Data tied to figure images
## begin

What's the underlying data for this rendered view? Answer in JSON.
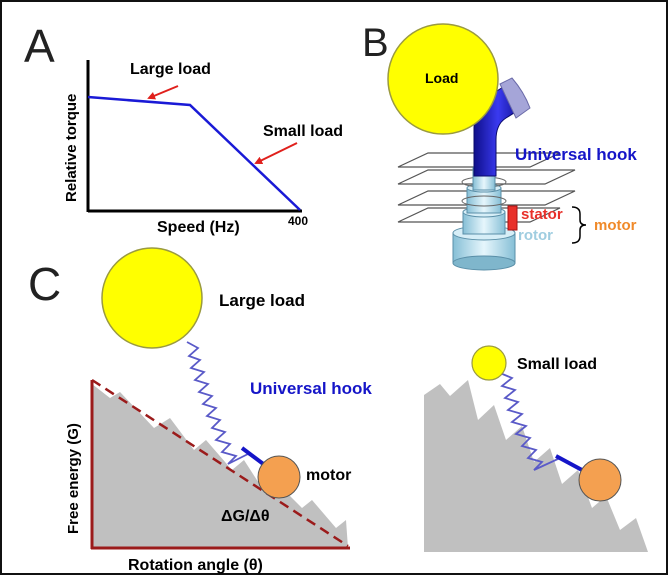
{
  "panels": {
    "a": {
      "letter": "A",
      "ylabel": "Relative torque",
      "xlabel": "Speed (Hz)",
      "tick": "400",
      "large_load": "Large load",
      "small_load": "Small load"
    },
    "b": {
      "letter": "B",
      "load": "Load",
      "hook": "Universal hook",
      "stator": "stator",
      "rotor": "rotor",
      "motor": "motor"
    },
    "c": {
      "letter": "C",
      "large_load": "Large load",
      "hook": "Universal hook",
      "motor": "motor",
      "ylabel": "Free energy (G)",
      "xlabel": "Rotation angle (θ)",
      "slope": "ΔG/Δθ",
      "small_load": "Small load"
    }
  },
  "colors": {
    "load": "#ffff00",
    "hook": "#1515c8",
    "curve": "#1a1ad6",
    "arrow": "#e0201c",
    "motor_ball": "#f4a050",
    "motor_text": "#f08a2a",
    "stator": "#e8302a",
    "rotor": "#9fcde0",
    "energy": "#c0c0c0",
    "axis_red": "#9b1b1b"
  }
}
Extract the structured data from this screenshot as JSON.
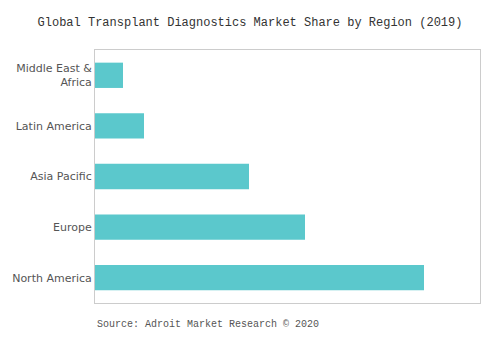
{
  "chart_data": {
    "type": "bar",
    "orientation": "horizontal",
    "title": "Global Transplant Diagnostics Market Share by Region (2019)",
    "categories": [
      "North America",
      "Europe",
      "Asia Pacific",
      "Latin America",
      "Middle East &\nAfrica"
    ],
    "values": [
      47,
      30,
      22,
      7,
      4
    ],
    "color": "#5BC8CC",
    "xlim": [
      0,
      55
    ],
    "grid": false,
    "tick_labels": "y",
    "annotations": [
      "Source: Adroit Market Research © 2020"
    ]
  }
}
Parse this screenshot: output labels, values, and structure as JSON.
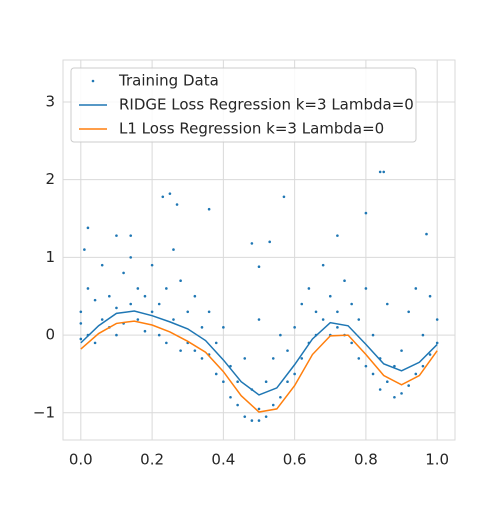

## end

## WRITTEN PROBLEM
Pictures excluded, quote all the data above exactly.

## CORRECT ANSWER
What's the underlying data for this rendered view? Answer in JSON.
{
  "panels": {
    "a": {
      "letter": "A",
      "ylabel": "Relative torque",
      "xlabel": "Speed (Hz)",
      "tick": "400",
      "large_load": "Large load",
      "small_load": "Small load"
    },
    "b": {
      "letter": "B",
      "load": "Load",
      "hook": "Universal hook",
      "stator": "stator",
      "rotor": "rotor",
      "motor": "motor"
    },
    "c": {
      "letter": "C",
      "large_load": "Large load",
      "hook": "Universal hook",
      "motor": "motor",
      "ylabel": "Free energy (G)",
      "xlabel": "Rotation angle (θ)",
      "slope": "ΔG/Δθ",
      "small_load": "Small load"
    }
  },
  "colors": {
    "load": "#ffff00",
    "hook": "#1515c8",
    "curve": "#1a1ad6",
    "arrow": "#e0201c",
    "motor_ball": "#f4a050",
    "motor_text": "#f08a2a",
    "stator": "#e8302a",
    "rotor": "#9fcde0",
    "energy": "#c0c0c0",
    "axis_red": "#9b1b1b"
  }
}
Extract the structured data from this screenshot as JSON.
{
  "chart_data": {
    "type": "bar",
    "orientation": "horizontal",
    "title": "Global Transplant Diagnostics Market Share by Region (2019)",
    "categories": [
      "North America",
      "Europe",
      "Asia Pacific",
      "Latin America",
      "Middle East &\nAfrica"
    ],
    "values": [
      47,
      30,
      22,
      7,
      4
    ],
    "color": "#5BC8CC",
    "xlim": [
      0,
      55
    ],
    "grid": false,
    "tick_labels": "y",
    "annotations": [
      "Source: Adroit Market Research © 2020"
    ]
  }
}
Parse this screenshot: output labels, values, and structure as JSON.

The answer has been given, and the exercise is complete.